* **Prompt**
Retype the rows word for word, beginning at the very first line and continuing up to and including the line that contains "- add-to-cart-button[interactable]: Add".

* **Entries provided**
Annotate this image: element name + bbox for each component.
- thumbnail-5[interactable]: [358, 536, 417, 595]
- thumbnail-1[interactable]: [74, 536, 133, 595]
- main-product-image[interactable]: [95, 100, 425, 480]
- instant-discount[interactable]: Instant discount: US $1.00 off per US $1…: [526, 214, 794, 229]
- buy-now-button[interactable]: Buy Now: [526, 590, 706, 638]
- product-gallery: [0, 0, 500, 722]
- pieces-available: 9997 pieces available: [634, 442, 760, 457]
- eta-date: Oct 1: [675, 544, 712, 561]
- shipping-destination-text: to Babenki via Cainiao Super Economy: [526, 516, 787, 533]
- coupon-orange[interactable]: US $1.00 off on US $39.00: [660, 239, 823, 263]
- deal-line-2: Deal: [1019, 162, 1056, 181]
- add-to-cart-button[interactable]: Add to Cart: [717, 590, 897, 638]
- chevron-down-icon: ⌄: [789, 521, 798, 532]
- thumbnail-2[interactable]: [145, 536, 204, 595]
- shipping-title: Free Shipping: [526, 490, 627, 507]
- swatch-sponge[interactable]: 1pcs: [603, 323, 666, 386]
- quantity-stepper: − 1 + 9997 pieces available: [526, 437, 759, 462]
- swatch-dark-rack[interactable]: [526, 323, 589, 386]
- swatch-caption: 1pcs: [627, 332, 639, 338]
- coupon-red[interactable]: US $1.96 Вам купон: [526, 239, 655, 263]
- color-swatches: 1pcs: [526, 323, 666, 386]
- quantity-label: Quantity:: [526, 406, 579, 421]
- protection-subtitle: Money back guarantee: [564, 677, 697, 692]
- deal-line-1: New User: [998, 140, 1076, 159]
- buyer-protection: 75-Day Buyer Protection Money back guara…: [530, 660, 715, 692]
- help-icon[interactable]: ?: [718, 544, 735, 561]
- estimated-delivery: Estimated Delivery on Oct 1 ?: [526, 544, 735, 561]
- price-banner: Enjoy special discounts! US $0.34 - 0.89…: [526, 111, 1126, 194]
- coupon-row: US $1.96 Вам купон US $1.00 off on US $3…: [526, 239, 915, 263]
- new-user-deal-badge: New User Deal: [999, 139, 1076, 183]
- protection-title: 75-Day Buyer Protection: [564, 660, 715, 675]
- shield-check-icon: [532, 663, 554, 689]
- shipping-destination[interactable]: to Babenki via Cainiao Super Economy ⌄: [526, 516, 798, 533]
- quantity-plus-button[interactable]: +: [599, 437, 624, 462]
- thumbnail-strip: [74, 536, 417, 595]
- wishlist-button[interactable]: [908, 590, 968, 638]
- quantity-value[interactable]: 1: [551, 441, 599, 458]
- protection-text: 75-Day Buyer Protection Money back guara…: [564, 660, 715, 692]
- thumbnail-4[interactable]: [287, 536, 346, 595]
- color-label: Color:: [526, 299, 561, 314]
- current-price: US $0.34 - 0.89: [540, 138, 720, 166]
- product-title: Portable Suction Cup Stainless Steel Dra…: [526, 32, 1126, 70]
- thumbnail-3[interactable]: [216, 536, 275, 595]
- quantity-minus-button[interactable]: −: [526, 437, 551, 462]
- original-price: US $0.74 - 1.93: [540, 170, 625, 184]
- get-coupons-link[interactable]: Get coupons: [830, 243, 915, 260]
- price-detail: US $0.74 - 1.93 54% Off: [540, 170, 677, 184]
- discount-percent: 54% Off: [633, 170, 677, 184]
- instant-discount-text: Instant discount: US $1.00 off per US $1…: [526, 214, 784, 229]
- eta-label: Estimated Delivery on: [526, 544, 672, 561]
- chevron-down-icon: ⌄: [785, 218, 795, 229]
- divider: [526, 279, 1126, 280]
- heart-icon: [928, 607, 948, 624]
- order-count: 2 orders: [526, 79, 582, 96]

* **Answer**
Annotate this image: element name + bbox for each component.
- thumbnail-5[interactable]: [358, 536, 417, 595]
- thumbnail-1[interactable]: [74, 536, 133, 595]
- main-product-image[interactable]: [95, 100, 425, 480]
- instant-discount[interactable]: Instant discount: US $1.00 off per US $1…: [526, 214, 794, 229]
- buy-now-button[interactable]: Buy Now: [526, 590, 706, 638]
- product-gallery: [0, 0, 500, 722]
- pieces-available: 9997 pieces available: [634, 442, 760, 457]
- eta-date: Oct 1: [675, 544, 712, 561]
- shipping-destination-text: to Babenki via Cainiao Super Economy: [526, 516, 787, 533]
- coupon-orange[interactable]: US $1.00 off on US $39.00: [660, 239, 823, 263]
- deal-line-2: Deal: [1019, 162, 1056, 181]
- add-to-cart-button[interactable]: Add to Cart: [717, 590, 897, 638]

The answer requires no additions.